**Passage proposé:**
————

De toute évidence, la République française n’est pas l’Afrique du Sud de l’apartheid. Patrie de la Commune de Paris, la France a sans doute payé un lourd tribut en sang et en larmes pour mettre en place un système démocratique alimenté par la quête du droit à la citoyenneté. D’évidence, il existe des femmes et des hommes de bonne volonté capables de muer leur révolte, face à ces situations exécrables, en actes positifs pour la défense des immigrés.
Il est tout naturellement heureux que puissent exister des consciences à ce point pétries d’humanité et de convictions de nature à secouer l’injustice jusqu’à ce que liberté s’ensuive.
Mais, pour autant, le France a-t-elle réussi à expurger de son corps social tout germe de rejet de l’élément dit étranger ?
Il est permis d’en douter eu égard aux torrents de haine déversés par certains candidats et de s’interroger, au regard de ces faits non anodins pour les milliers, voire les millions, d’étrangers que nous sommes, immigrés jugés de plus en plus persona non grata, faits qui mettent à nu les mécanismes de dégradation de la condition humaine déjà mal en point.

————

**Informations fournies:**
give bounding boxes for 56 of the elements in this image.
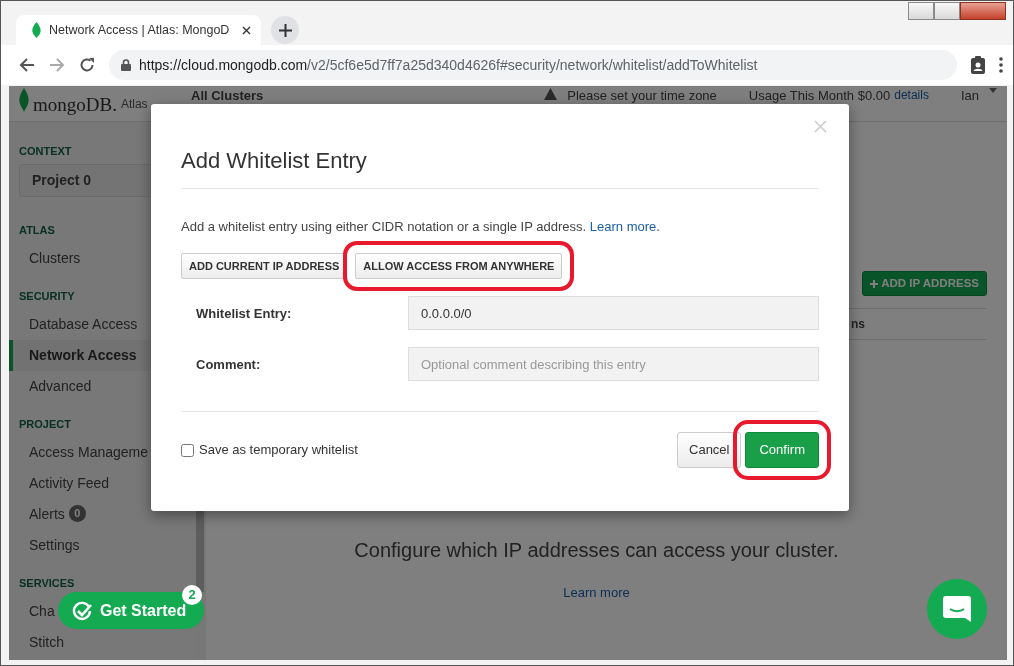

————

**Problèmes à résoudre:**
**a.** Dans le passage sur la France et les immigrés, de quoi la France est-elle présentée comme la patrie ?
**b.** Poursuivez le passage sur la France et les immigrés à la suite de sa dernière phrase.
Ce matériel provient d'une autre source.

**Réponses fournies:**
**a.** De la Commune de Paris.

**b.**
Ainsi, en leur temps, d’aucuns ont rivalisé d’ardeur dans la sémantique de la démagogie : à « l’invasion » des immigrés, leurs « odeurs » et leurs « bruits », a répondu le constat de l’incapacité à gérer le phénomène de « toute la misère du monde ». Le choix entre ces différents qualificatifs se révèle hélas mince.
Y a-t-il même choix ? Les esprits libres et éclairés font la part des choses au quotidien et sur le terrain, distinguant ainsi le bon grain de l’ivraie. Faut-il à ce point désespérer de « l’Esprit des lois » et de leur application ? Il faut croire que oui, sachant que les dispositions actuelles afférentes au droit des étrangers constituent de véritables barreaux et de vrais parcours du combattant, relativement aux conditions d’entrée et de séjour en Europe. Faut-il élaborer et faire voter des textes passoires laissant les frontières à l’air libre ?
Nul besoin. La volonté des laissés-pour-compte à travers le monde, dit tiers, défiera toujours les schèmes mentaux marqués par l’esprit policier et bureaucratique. Le credo « surveiller et punir » à outrance d’une Europe frileuse annonce des Etats de droit policiers. La fermeture des frontières, au motif de la sécurité, est contestable. La faim chasse la peur. Tel est le postulat qui a traversé les siècles.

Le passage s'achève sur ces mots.